(Exercise):
Copy out everything in the data from the start down to the line containing "save-icon[interactable] [75, 30, 103, 58]", including that line, keeping each line the same.
— start Material provided —
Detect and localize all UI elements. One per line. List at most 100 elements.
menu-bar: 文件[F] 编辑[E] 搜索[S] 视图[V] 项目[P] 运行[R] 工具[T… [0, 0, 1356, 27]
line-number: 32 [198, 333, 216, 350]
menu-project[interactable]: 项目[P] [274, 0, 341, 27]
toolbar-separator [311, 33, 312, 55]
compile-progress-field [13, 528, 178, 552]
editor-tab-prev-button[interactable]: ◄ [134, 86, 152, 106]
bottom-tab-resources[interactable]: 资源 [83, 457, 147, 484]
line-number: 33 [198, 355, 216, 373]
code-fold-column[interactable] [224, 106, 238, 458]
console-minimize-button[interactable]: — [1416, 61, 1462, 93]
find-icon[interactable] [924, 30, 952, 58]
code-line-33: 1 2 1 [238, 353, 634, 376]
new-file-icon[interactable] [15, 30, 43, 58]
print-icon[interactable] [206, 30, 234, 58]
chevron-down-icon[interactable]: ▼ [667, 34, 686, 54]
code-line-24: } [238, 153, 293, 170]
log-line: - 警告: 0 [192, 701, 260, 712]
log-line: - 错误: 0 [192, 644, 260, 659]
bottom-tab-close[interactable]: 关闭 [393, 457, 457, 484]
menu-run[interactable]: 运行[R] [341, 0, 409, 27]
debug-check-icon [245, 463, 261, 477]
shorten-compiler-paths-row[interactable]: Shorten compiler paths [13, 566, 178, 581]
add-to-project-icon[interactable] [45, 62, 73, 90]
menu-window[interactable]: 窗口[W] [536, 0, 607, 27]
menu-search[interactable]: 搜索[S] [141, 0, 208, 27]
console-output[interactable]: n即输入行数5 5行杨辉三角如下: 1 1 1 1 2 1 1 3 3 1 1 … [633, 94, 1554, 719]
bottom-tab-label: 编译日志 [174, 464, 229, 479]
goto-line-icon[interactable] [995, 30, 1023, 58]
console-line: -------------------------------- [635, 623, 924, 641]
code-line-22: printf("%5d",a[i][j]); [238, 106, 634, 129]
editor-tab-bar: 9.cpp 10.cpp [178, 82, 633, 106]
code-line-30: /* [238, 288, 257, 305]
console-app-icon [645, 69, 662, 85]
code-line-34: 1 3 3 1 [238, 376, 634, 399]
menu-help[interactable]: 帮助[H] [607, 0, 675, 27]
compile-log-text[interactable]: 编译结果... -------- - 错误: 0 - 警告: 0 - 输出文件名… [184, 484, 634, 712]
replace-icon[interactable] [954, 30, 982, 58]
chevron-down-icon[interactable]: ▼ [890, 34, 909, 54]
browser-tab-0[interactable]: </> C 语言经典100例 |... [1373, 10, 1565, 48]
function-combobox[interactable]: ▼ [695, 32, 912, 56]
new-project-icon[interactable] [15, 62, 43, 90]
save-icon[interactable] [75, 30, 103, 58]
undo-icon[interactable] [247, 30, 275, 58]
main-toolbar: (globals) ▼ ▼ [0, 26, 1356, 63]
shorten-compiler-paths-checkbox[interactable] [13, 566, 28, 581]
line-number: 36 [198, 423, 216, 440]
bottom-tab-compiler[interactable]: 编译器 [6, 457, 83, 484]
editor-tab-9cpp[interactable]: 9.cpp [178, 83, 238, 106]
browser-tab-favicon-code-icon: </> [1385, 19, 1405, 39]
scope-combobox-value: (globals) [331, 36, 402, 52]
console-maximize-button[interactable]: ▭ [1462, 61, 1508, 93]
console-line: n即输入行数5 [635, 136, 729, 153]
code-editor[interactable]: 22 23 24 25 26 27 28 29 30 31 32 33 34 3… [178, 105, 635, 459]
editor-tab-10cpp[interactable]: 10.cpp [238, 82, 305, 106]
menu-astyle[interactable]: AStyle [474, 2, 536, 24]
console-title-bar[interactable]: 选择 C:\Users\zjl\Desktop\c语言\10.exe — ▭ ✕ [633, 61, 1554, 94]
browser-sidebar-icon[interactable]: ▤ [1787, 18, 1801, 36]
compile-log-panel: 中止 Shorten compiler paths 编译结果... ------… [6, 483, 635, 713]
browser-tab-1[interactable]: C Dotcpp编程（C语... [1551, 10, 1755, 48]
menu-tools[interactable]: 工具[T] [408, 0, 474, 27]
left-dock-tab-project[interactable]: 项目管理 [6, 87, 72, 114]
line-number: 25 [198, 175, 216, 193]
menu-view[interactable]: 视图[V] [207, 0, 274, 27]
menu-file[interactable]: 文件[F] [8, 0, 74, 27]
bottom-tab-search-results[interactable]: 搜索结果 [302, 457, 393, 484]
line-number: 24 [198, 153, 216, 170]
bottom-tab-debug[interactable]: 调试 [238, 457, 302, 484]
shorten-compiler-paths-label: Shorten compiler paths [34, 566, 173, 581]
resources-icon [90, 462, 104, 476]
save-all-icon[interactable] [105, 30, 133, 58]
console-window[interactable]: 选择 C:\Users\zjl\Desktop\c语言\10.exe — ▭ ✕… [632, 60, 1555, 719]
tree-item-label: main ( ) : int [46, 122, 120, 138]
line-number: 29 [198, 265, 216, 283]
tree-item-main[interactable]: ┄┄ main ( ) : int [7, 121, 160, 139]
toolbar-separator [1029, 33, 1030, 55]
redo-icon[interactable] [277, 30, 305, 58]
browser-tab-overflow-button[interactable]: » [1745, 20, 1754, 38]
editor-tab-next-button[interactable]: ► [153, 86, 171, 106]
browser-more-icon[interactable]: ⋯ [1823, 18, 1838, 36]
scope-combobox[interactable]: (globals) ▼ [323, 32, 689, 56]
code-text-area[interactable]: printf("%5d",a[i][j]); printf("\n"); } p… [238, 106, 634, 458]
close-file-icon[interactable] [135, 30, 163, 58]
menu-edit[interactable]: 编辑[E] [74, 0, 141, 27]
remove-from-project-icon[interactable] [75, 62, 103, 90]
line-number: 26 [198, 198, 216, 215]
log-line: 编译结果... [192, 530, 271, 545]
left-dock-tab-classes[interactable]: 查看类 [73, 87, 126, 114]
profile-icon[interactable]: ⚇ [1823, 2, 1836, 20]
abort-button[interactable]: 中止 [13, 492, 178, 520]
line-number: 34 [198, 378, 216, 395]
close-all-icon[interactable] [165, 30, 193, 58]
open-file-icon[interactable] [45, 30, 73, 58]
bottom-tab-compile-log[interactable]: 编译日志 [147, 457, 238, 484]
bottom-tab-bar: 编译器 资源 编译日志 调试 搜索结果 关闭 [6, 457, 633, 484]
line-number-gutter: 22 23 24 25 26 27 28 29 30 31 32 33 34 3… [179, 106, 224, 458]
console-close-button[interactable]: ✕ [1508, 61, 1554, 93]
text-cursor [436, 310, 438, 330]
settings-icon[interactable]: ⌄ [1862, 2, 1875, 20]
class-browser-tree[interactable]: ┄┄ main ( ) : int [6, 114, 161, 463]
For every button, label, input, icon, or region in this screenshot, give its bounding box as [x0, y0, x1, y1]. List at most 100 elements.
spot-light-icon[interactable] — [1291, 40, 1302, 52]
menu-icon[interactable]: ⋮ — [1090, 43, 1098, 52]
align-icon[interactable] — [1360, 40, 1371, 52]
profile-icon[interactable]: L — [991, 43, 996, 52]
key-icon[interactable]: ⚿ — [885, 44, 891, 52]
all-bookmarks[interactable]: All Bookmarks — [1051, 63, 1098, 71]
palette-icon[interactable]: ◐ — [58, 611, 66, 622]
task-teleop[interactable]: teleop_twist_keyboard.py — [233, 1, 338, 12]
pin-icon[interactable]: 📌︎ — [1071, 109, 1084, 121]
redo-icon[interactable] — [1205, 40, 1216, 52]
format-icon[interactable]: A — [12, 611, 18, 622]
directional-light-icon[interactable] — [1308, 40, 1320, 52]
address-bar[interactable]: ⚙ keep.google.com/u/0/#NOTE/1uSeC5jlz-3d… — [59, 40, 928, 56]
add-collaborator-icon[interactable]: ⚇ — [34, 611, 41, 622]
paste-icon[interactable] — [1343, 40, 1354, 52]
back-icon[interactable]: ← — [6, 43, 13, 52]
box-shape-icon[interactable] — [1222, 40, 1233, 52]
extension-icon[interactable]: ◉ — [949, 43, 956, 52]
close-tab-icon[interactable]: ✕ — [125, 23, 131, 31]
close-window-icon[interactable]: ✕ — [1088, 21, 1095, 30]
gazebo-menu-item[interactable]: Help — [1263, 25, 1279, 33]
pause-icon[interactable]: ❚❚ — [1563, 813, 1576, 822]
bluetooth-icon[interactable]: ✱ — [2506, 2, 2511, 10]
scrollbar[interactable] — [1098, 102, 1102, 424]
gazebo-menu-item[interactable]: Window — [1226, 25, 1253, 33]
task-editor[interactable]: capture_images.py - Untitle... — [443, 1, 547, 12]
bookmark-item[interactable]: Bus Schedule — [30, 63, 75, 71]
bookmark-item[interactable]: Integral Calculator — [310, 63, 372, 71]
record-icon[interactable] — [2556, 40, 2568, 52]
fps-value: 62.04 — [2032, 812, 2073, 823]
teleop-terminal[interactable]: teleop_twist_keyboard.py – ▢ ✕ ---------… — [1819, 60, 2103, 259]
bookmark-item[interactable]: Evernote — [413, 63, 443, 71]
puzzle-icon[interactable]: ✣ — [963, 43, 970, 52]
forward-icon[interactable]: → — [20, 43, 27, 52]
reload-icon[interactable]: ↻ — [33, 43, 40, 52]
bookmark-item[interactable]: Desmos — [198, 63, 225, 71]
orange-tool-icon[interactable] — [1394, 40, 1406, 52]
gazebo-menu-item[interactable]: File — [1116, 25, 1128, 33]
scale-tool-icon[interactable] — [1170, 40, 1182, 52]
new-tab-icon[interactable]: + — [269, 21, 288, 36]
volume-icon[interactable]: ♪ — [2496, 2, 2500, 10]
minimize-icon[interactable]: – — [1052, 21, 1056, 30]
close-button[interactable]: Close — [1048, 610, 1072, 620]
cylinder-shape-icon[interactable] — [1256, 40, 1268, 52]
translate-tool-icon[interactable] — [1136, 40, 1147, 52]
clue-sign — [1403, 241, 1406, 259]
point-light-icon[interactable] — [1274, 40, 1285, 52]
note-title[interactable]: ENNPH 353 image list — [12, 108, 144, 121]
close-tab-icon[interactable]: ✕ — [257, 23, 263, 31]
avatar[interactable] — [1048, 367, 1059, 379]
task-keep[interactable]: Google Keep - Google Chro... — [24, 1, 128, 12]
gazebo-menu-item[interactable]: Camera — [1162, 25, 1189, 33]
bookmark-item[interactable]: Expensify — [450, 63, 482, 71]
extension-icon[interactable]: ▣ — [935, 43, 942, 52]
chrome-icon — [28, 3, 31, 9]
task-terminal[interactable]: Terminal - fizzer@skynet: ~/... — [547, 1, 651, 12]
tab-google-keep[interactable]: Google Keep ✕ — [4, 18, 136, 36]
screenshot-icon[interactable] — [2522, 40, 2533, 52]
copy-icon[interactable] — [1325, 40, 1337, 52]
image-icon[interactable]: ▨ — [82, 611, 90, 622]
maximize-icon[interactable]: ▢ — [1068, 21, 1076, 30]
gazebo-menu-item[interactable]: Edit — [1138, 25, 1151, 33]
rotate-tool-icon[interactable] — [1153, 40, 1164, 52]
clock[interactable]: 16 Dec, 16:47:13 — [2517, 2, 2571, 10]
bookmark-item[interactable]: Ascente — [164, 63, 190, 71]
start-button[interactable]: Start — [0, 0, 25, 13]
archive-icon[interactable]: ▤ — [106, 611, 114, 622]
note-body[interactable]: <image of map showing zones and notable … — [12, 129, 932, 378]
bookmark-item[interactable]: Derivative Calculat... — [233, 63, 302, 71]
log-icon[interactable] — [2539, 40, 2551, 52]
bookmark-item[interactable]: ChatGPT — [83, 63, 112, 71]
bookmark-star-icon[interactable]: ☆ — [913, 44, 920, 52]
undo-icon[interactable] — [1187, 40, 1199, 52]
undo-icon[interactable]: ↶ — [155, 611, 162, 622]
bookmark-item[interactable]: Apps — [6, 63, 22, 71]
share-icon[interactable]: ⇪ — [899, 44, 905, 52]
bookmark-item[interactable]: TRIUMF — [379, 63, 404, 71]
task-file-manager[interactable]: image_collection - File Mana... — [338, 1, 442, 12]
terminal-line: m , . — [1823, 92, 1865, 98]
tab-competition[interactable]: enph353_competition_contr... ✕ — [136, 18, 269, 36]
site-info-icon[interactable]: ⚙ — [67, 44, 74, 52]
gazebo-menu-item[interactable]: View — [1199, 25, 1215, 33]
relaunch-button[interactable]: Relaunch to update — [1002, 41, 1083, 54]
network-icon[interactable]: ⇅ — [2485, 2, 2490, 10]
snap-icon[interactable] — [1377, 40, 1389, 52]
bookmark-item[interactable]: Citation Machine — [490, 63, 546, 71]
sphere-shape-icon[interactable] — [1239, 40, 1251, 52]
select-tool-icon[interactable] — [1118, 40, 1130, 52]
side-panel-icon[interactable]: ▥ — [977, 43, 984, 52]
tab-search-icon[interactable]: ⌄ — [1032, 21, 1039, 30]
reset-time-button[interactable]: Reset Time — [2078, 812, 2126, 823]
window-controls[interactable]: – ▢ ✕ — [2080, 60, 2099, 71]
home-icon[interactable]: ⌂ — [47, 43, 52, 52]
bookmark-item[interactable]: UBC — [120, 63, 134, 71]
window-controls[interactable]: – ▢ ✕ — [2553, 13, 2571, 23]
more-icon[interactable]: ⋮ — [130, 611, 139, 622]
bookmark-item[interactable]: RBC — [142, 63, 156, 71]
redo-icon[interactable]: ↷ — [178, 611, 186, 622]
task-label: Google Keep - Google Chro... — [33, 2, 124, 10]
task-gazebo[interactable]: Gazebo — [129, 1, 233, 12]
— end Material provided —
(Answer below):
Detect and localize all UI elements. One per line. List at most 100 elements.
menu-bar: 文件[F] 编辑[E] 搜索[S] 视图[V] 项目[P] 运行[R] 工具[T… [0, 0, 1356, 27]
line-number: 32 [198, 333, 216, 350]
menu-project[interactable]: 项目[P] [274, 0, 341, 27]
toolbar-separator [311, 33, 312, 55]
compile-progress-field [13, 528, 178, 552]
editor-tab-prev-button[interactable]: ◄ [134, 86, 152, 106]
bottom-tab-resources[interactable]: 资源 [83, 457, 147, 484]
line-number: 33 [198, 355, 216, 373]
code-fold-column[interactable] [224, 106, 238, 458]
console-minimize-button[interactable]: — [1416, 61, 1462, 93]
find-icon[interactable] [924, 30, 952, 58]
code-line-33: 1 2 1 [238, 353, 634, 376]
new-file-icon[interactable] [15, 30, 43, 58]
print-icon[interactable] [206, 30, 234, 58]
chevron-down-icon[interactable]: ▼ [667, 34, 686, 54]
code-line-24: } [238, 153, 293, 170]
log-line: - 警告: 0 [192, 701, 260, 712]
log-line: - 错误: 0 [192, 644, 260, 659]
bottom-tab-close[interactable]: 关闭 [393, 457, 457, 484]
menu-run[interactable]: 运行[R] [341, 0, 409, 27]
debug-check-icon [245, 463, 261, 477]
shorten-compiler-paths-row[interactable]: Shorten compiler paths [13, 566, 178, 581]
add-to-project-icon[interactable] [45, 62, 73, 90]
menu-window[interactable]: 窗口[W] [536, 0, 607, 27]
menu-search[interactable]: 搜索[S] [141, 0, 208, 27]
console-output[interactable]: n即输入行数5 5行杨辉三角如下: 1 1 1 1 2 1 1 3 3 1 1 … [633, 94, 1554, 719]
bottom-tab-label: 编译日志 [174, 464, 229, 479]
goto-line-icon[interactable] [995, 30, 1023, 58]
console-line: -------------------------------- [635, 623, 924, 641]
code-line-22: printf("%5d",a[i][j]); [238, 106, 634, 129]
editor-tab-bar: 9.cpp 10.cpp [178, 82, 633, 106]
code-line-30: /* [238, 288, 257, 305]
console-app-icon [645, 69, 662, 85]
code-line-34: 1 3 3 1 [238, 376, 634, 399]
menu-help[interactable]: 帮助[H] [607, 0, 675, 27]
compile-log-text[interactable]: 编译结果... -------- - 错误: 0 - 警告: 0 - 输出文件名… [184, 484, 634, 712]
replace-icon[interactable] [954, 30, 982, 58]
chevron-down-icon[interactable]: ▼ [890, 34, 909, 54]
browser-tab-0[interactable]: </> C 语言经典100例 |... [1373, 10, 1565, 48]
function-combobox[interactable]: ▼ [695, 32, 912, 56]
new-project-icon[interactable] [15, 62, 43, 90]
save-icon[interactable] [75, 30, 103, 58]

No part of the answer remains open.